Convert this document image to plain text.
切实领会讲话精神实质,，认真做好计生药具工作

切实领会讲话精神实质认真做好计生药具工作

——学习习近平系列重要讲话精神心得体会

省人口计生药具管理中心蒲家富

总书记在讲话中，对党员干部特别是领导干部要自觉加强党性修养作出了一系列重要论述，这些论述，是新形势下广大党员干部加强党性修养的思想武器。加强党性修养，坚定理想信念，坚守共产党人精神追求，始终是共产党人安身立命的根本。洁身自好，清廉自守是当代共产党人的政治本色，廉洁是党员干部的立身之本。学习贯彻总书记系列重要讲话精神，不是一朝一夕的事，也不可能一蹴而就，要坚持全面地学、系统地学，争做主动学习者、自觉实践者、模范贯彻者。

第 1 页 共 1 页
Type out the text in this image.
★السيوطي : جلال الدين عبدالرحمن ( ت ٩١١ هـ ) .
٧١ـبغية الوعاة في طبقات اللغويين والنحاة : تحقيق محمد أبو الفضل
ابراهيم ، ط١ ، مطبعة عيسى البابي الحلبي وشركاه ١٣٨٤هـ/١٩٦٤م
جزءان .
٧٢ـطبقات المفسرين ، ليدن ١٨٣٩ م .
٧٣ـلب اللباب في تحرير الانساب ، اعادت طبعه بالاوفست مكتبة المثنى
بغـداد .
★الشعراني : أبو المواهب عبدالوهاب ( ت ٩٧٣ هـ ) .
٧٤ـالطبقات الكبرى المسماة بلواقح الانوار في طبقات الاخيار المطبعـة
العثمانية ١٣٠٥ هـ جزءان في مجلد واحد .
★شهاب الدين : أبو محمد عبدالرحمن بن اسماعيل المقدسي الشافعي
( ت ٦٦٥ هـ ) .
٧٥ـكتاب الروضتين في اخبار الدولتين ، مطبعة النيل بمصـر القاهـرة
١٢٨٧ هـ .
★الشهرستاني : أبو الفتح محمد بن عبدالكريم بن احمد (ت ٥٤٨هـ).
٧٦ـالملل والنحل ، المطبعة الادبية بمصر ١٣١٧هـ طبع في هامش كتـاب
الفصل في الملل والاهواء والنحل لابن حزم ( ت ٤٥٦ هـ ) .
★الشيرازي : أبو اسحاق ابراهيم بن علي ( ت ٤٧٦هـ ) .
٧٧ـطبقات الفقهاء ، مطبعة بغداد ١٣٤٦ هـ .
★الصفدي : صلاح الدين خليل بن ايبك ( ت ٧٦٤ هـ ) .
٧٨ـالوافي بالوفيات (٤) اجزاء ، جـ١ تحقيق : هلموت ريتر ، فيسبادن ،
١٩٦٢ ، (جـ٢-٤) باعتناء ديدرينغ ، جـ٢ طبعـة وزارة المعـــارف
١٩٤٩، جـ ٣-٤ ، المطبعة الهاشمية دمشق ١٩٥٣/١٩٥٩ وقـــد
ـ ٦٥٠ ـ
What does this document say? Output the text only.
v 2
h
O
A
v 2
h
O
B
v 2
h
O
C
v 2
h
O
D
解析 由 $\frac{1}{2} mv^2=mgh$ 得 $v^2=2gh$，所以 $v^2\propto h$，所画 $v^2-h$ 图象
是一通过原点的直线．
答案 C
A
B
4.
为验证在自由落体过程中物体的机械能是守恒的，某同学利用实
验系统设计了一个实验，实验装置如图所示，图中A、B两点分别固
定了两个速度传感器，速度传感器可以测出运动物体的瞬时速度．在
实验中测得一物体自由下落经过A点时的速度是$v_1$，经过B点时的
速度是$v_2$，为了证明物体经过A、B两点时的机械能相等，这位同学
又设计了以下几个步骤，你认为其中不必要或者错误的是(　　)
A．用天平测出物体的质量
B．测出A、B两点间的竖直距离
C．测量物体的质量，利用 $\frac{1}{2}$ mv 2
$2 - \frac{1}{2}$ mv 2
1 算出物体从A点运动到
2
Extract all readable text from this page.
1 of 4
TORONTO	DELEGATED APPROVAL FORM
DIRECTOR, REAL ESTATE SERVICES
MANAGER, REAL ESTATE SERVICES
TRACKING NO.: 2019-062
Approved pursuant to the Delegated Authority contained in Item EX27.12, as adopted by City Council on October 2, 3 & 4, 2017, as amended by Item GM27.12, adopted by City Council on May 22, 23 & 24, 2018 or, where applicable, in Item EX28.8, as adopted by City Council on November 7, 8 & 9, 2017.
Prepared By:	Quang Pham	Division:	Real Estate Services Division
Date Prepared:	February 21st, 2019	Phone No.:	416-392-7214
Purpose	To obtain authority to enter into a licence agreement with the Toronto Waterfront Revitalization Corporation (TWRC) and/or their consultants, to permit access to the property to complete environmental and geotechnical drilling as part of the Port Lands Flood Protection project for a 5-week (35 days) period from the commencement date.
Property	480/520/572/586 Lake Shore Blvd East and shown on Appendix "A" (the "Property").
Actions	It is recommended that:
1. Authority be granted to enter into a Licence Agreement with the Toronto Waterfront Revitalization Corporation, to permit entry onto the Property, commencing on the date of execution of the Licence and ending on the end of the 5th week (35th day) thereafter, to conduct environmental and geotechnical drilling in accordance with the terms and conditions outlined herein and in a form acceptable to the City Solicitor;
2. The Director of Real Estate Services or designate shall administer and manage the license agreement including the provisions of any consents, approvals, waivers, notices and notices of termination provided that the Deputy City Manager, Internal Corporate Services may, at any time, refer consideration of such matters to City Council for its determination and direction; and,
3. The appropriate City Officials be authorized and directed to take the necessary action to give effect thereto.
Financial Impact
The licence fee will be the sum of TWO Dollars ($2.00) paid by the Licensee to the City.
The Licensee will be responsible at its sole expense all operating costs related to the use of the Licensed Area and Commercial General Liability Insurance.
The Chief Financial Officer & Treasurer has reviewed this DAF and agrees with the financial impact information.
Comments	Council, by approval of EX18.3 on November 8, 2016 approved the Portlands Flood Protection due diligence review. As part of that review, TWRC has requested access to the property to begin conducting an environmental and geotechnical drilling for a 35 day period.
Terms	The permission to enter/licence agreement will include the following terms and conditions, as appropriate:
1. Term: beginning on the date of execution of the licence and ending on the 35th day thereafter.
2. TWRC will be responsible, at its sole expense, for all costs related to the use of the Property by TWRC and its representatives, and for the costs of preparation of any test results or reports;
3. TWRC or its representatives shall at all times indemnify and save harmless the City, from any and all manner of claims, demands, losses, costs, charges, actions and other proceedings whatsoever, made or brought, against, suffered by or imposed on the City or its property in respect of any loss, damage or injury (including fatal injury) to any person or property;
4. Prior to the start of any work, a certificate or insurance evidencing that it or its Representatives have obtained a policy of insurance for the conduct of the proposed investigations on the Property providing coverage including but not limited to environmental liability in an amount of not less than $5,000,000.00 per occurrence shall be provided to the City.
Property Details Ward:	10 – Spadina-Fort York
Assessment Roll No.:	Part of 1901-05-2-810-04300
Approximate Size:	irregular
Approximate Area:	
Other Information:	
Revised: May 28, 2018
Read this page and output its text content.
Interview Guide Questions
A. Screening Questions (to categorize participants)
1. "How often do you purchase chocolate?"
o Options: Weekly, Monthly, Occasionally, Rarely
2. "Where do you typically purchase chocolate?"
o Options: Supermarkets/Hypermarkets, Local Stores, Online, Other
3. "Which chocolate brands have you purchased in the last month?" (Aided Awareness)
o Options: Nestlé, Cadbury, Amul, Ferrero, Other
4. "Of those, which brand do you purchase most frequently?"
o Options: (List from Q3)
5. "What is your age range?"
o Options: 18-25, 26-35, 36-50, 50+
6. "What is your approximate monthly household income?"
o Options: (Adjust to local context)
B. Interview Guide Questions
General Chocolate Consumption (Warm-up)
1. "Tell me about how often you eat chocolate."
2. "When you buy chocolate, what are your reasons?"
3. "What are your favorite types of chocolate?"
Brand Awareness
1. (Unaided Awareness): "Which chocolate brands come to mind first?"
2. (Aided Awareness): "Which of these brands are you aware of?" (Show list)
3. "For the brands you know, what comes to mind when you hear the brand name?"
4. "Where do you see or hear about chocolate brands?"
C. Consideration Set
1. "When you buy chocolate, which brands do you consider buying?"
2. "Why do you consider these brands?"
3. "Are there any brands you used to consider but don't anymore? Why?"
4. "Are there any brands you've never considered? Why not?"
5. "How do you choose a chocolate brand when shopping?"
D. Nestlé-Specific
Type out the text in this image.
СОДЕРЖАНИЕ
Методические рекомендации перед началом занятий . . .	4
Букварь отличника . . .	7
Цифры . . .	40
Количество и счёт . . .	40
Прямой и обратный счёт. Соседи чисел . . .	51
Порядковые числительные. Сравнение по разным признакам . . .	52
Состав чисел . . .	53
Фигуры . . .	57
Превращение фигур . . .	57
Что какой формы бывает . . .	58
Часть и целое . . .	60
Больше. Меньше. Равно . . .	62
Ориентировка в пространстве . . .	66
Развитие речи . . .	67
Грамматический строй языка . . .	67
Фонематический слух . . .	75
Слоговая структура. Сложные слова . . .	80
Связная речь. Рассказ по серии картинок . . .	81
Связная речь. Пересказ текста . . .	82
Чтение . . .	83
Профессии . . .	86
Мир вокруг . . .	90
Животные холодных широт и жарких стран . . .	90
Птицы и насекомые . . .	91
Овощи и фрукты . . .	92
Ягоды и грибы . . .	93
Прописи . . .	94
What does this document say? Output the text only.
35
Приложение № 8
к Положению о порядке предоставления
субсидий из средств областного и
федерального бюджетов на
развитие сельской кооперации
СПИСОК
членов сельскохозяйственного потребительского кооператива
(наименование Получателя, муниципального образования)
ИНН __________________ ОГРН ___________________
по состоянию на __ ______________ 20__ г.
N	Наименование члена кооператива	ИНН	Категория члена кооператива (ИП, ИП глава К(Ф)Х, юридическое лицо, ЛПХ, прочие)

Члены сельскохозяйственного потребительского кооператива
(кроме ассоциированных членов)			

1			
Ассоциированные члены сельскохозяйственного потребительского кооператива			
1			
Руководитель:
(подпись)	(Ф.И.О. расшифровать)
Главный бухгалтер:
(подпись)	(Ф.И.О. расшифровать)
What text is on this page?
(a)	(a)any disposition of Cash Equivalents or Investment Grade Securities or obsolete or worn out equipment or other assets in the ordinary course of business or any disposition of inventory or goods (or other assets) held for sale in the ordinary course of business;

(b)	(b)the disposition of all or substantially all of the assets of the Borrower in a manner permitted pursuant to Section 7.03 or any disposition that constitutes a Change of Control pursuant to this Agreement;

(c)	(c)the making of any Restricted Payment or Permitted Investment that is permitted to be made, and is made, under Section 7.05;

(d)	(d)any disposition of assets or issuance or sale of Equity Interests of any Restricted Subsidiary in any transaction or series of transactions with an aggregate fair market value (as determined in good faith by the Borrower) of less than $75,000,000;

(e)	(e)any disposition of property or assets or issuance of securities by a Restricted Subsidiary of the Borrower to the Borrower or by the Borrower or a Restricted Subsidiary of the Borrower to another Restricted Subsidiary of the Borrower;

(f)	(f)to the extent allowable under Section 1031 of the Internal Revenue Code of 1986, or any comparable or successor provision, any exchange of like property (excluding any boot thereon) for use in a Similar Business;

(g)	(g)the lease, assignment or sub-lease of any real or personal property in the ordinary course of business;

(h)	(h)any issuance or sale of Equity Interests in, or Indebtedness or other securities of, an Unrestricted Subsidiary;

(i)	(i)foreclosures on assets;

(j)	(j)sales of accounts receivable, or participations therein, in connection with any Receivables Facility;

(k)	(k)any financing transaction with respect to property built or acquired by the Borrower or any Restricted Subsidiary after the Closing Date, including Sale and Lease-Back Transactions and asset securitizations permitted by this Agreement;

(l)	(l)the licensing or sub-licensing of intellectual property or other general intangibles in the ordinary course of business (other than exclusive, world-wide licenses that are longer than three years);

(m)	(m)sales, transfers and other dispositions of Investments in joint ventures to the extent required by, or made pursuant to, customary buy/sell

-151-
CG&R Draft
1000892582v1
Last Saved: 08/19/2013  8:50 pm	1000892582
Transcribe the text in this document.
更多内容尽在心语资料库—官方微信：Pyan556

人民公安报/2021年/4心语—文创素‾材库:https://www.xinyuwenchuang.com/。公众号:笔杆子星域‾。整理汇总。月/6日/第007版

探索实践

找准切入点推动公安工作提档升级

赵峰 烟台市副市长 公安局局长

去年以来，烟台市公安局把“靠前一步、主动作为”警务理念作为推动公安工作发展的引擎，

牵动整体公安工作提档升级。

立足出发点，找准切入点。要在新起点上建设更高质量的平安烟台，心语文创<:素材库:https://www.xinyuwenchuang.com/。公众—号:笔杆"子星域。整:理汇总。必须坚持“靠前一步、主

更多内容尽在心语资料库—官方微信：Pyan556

* * * * * * *

**Stated task:**
Where a line in the material above holds "Licensee", copy that line.

**Solution to the problem:**
The licence fee will be the sum of TWO Dollars ($2.00) paid by the Licensee to the City.
The Licensee will be responsible at its sole expense all operating costs related to the use of the Licensed Area and Commercial General Liability Insurance.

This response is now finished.